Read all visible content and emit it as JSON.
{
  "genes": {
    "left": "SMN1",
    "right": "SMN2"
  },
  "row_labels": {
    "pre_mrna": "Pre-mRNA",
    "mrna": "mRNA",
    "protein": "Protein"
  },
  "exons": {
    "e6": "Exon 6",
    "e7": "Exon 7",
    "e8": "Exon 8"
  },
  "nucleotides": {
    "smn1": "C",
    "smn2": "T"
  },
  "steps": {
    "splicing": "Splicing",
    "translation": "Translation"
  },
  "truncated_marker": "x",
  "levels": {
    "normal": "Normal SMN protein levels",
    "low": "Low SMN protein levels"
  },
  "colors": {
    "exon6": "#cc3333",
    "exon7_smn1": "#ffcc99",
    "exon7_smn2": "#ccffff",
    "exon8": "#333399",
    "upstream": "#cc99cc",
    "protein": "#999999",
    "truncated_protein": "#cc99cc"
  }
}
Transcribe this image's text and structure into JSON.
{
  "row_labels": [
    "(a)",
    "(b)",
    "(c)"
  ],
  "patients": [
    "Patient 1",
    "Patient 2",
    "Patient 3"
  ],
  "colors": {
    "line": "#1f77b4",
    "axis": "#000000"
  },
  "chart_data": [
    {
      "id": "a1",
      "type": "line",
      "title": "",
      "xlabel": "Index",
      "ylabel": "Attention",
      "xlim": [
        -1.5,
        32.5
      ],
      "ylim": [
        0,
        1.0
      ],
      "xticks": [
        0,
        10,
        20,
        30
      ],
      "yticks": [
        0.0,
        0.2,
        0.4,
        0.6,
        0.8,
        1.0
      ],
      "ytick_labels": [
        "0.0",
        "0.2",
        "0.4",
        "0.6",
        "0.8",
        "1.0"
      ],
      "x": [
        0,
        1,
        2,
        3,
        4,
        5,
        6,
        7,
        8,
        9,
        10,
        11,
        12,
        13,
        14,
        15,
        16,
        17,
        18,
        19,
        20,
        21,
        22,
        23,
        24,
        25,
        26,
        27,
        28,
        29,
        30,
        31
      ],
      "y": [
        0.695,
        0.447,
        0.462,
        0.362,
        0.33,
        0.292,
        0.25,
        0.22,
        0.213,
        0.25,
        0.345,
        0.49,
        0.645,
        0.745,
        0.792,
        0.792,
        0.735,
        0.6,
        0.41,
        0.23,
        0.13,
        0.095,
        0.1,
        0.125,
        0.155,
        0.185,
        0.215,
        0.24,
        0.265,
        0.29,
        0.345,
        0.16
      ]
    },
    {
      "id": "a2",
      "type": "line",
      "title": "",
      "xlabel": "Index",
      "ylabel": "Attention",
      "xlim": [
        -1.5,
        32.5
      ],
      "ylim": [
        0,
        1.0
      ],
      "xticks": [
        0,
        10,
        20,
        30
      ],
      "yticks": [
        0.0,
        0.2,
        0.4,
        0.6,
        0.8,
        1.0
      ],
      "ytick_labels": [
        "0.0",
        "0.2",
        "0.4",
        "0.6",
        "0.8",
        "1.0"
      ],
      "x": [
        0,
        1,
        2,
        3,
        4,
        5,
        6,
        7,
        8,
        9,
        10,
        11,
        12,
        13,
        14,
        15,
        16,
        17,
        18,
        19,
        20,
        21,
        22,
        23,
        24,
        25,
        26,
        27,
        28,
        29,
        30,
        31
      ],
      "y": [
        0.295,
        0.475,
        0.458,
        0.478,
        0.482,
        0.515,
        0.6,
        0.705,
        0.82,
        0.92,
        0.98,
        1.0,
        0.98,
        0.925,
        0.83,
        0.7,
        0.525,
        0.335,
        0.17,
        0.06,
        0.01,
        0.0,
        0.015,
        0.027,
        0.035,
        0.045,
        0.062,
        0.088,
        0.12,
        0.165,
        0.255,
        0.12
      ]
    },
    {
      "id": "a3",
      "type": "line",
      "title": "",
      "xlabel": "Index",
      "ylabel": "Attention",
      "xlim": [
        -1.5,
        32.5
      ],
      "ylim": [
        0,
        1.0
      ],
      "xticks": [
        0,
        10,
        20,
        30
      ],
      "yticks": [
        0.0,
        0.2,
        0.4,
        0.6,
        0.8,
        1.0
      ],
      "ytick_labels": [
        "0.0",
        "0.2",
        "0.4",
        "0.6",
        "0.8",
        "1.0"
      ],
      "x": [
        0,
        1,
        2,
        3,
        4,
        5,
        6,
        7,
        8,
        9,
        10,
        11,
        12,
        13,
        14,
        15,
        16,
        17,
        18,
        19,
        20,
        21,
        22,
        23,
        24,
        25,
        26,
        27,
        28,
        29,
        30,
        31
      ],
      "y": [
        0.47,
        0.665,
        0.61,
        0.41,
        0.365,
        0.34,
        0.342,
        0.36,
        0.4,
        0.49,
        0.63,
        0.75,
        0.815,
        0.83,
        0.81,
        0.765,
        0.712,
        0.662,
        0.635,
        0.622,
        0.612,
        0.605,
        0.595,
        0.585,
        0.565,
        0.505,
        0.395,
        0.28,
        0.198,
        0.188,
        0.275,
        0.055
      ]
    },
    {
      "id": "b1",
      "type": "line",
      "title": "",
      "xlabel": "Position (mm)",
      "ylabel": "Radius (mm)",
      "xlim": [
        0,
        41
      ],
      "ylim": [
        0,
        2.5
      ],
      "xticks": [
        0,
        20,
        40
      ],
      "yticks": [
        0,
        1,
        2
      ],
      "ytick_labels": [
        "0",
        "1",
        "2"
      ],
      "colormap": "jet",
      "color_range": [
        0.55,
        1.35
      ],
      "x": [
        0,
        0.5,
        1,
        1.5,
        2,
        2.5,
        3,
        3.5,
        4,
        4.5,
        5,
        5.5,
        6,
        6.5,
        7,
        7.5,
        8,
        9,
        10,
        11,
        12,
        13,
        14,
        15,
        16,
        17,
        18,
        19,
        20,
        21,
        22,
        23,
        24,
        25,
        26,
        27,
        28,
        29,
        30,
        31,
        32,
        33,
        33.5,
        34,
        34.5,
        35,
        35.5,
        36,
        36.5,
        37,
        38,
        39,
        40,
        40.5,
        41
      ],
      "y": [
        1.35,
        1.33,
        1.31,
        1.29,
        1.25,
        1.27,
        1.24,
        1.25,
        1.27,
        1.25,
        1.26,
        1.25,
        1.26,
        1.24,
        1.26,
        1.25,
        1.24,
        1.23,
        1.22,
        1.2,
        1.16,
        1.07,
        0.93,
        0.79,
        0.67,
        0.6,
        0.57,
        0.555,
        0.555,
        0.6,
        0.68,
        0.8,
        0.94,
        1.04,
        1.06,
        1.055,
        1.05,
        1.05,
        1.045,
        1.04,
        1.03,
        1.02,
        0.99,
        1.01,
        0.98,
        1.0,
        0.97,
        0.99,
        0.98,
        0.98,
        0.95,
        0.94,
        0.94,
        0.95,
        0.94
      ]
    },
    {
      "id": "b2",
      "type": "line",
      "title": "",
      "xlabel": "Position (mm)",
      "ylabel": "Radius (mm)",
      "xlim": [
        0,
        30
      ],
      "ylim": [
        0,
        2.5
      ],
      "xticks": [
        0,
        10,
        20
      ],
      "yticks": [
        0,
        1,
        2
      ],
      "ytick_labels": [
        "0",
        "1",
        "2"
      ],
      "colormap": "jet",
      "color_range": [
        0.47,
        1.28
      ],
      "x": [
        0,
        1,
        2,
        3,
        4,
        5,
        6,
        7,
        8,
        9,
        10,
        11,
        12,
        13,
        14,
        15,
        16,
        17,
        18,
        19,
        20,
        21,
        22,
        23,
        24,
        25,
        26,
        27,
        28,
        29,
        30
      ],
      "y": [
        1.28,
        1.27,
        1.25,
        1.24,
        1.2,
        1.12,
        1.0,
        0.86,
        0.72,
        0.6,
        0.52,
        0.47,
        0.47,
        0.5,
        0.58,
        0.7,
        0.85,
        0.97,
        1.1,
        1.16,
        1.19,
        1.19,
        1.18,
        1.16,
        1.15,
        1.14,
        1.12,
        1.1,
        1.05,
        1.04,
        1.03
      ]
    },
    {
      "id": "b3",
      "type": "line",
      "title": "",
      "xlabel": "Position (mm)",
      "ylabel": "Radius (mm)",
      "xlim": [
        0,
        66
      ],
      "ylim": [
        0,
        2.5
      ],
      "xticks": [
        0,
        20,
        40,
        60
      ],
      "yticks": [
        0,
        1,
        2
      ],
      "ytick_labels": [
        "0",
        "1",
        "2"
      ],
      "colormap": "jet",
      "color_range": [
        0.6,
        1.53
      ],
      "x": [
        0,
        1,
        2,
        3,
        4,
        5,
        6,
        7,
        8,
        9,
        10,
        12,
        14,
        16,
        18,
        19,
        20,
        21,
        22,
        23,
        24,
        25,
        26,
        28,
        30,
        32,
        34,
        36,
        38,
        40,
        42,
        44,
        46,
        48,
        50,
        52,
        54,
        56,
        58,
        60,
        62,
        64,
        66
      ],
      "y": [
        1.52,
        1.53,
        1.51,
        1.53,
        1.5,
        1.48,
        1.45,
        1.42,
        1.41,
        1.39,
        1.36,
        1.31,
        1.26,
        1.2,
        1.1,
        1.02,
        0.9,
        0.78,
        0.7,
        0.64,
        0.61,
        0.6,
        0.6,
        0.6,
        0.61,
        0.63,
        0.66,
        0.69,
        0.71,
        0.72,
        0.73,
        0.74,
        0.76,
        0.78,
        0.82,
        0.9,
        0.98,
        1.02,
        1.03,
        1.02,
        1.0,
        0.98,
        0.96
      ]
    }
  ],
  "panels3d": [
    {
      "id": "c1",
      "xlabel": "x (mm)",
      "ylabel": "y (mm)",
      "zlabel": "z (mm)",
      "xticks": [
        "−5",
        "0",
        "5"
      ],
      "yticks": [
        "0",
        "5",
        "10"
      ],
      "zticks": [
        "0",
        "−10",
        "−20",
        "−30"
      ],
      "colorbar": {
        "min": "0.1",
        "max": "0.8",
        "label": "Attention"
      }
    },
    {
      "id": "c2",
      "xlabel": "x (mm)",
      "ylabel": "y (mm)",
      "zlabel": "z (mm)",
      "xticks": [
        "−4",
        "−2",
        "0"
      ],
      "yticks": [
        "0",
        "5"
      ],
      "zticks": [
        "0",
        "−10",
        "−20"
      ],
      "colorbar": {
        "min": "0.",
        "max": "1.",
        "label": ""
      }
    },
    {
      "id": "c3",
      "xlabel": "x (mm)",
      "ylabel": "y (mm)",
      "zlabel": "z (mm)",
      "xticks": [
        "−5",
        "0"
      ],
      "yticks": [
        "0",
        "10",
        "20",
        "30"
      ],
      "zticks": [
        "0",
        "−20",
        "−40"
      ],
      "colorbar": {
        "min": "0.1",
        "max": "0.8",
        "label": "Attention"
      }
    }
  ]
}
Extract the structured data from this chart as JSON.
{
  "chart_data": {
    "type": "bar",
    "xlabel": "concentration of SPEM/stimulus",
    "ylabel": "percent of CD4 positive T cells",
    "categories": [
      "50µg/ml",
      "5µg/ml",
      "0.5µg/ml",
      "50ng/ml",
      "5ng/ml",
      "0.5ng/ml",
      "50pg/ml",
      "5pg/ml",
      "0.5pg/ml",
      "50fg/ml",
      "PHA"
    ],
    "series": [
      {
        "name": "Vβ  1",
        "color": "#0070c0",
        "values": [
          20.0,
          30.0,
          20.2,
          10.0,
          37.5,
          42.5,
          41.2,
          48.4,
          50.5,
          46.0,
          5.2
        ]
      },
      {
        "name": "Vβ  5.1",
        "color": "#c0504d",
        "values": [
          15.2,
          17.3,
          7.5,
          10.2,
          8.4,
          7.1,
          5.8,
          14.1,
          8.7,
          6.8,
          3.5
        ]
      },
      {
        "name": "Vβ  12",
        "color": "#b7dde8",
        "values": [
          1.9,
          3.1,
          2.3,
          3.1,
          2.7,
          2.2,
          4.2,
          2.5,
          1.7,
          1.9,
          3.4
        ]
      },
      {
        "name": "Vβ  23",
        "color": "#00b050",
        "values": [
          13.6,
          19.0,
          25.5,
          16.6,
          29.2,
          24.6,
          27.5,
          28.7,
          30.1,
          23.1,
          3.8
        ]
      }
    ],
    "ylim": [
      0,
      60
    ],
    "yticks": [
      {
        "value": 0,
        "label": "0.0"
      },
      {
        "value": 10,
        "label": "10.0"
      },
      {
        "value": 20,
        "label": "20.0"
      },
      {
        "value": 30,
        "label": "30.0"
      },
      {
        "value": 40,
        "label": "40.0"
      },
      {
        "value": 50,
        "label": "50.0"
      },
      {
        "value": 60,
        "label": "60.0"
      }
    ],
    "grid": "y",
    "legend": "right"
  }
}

### WHAT THE TASK REQUIRES
Extract, from the listing above, every line where the string "JSON" occurs.

### RESPONSE FOR THIS EXERCISE
Read all visible content and emit it as JSON.
Transcribe this image's text and structure into JSON.
Extract the structured data from this chart as JSON.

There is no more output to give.